WORK TO COMPLETE =
Extract all lines from the data beneath that include the word "EURUSD".
--- Start DATA TO USE ---
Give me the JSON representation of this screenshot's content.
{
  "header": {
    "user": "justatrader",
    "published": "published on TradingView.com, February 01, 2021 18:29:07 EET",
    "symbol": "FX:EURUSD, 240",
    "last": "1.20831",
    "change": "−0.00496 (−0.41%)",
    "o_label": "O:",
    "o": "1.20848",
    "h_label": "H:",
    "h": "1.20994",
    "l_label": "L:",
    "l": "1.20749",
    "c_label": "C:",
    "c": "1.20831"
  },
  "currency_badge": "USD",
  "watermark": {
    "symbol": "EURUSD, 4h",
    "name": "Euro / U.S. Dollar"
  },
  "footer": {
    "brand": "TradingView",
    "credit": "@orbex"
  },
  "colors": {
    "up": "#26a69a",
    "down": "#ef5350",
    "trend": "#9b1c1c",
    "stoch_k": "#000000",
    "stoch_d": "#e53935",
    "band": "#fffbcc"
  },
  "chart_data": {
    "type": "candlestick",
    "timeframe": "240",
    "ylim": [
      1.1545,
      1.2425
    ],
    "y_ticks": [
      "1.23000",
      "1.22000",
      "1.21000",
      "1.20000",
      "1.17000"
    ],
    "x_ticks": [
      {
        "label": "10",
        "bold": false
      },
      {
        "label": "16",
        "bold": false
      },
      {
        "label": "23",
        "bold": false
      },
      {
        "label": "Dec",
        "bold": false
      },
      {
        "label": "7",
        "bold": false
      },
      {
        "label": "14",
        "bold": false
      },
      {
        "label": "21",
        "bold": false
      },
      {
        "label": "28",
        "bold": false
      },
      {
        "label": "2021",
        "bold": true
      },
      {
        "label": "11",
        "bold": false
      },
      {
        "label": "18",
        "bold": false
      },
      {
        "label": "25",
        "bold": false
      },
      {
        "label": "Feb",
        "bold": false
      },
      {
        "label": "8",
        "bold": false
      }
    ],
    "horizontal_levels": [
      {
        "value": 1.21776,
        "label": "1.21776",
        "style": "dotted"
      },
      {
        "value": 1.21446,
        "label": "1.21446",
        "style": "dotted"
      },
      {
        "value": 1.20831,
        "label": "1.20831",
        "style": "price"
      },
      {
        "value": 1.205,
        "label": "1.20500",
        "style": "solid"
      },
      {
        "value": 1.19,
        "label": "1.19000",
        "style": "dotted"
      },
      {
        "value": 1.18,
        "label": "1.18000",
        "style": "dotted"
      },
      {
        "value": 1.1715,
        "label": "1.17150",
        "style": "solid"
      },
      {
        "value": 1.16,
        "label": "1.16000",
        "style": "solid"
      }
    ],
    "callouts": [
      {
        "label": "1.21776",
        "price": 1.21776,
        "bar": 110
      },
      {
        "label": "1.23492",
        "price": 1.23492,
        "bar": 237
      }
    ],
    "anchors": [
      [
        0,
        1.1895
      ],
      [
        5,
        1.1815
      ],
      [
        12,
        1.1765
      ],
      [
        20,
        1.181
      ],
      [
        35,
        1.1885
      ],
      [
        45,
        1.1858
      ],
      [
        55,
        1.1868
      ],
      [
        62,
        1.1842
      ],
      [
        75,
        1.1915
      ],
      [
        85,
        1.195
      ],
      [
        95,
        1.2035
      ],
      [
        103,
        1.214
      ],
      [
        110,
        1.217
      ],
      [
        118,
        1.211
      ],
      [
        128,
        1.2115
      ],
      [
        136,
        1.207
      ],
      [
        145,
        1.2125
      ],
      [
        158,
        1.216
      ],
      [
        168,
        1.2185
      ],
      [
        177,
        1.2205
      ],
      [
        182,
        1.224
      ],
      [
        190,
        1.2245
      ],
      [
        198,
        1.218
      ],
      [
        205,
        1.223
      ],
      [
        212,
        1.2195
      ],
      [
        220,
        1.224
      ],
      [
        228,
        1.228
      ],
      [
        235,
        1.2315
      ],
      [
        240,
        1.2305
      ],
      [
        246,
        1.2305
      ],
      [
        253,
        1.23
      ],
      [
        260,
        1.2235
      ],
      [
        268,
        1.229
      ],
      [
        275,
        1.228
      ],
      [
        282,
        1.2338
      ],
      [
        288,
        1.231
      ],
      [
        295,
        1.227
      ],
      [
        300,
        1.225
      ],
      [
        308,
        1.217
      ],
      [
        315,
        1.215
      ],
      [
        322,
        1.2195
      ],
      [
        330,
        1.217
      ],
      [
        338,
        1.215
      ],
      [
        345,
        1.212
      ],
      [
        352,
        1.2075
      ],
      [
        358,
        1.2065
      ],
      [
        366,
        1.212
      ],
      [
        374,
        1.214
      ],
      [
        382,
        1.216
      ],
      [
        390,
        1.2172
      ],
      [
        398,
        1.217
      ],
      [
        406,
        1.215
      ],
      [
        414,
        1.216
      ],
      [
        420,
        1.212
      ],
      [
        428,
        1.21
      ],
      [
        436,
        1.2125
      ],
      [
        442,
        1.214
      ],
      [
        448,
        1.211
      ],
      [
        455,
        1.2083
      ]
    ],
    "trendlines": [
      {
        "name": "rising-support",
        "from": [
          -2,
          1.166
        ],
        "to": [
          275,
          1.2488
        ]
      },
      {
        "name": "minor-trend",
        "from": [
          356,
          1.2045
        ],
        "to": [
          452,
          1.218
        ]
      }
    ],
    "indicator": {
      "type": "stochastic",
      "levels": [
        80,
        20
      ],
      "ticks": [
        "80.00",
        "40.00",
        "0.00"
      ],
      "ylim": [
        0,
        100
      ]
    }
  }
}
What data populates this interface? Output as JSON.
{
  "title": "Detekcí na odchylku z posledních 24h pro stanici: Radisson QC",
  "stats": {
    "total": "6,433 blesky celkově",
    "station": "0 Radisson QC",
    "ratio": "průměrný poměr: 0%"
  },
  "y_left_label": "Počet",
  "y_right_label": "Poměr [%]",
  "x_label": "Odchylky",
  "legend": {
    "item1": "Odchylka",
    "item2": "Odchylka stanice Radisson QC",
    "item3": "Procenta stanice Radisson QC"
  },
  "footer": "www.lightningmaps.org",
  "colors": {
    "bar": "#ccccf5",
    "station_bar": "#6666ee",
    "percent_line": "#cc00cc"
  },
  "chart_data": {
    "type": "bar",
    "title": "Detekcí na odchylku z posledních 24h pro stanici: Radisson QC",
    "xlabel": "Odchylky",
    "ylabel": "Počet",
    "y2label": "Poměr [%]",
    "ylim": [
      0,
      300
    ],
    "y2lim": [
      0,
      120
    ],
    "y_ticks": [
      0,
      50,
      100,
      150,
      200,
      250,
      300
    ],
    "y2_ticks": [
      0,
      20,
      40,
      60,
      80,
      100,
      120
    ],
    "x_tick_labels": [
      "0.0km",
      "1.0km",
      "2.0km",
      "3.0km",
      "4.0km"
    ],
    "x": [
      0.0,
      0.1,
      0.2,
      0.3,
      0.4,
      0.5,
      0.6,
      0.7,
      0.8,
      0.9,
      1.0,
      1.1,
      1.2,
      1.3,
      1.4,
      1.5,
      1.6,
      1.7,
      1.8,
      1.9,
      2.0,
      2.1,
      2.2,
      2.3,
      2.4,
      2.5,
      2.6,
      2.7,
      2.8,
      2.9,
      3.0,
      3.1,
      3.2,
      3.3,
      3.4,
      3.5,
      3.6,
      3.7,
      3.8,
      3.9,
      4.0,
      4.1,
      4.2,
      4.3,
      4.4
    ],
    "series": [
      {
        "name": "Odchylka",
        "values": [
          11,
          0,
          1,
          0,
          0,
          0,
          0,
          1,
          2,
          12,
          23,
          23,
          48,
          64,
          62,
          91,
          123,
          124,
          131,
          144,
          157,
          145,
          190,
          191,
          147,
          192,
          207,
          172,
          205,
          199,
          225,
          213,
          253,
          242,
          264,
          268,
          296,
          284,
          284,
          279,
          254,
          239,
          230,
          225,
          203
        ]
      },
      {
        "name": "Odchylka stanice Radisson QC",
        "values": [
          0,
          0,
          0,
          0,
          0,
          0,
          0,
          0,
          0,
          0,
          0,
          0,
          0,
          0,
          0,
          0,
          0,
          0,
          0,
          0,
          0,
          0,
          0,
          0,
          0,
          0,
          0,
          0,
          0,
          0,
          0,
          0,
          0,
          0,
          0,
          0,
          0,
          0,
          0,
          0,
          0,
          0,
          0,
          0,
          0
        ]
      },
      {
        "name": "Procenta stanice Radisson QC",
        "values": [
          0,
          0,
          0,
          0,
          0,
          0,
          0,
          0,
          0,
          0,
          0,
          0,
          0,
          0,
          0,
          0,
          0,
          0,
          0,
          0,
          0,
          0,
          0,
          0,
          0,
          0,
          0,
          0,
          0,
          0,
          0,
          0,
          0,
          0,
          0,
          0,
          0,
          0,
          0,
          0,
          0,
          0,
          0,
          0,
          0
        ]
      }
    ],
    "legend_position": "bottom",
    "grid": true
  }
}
--- End DATA TO USE ---
RESULT OF THE TASK =
    "symbol": "FX:EURUSD, 240",
    "symbol": "EURUSD, 4h",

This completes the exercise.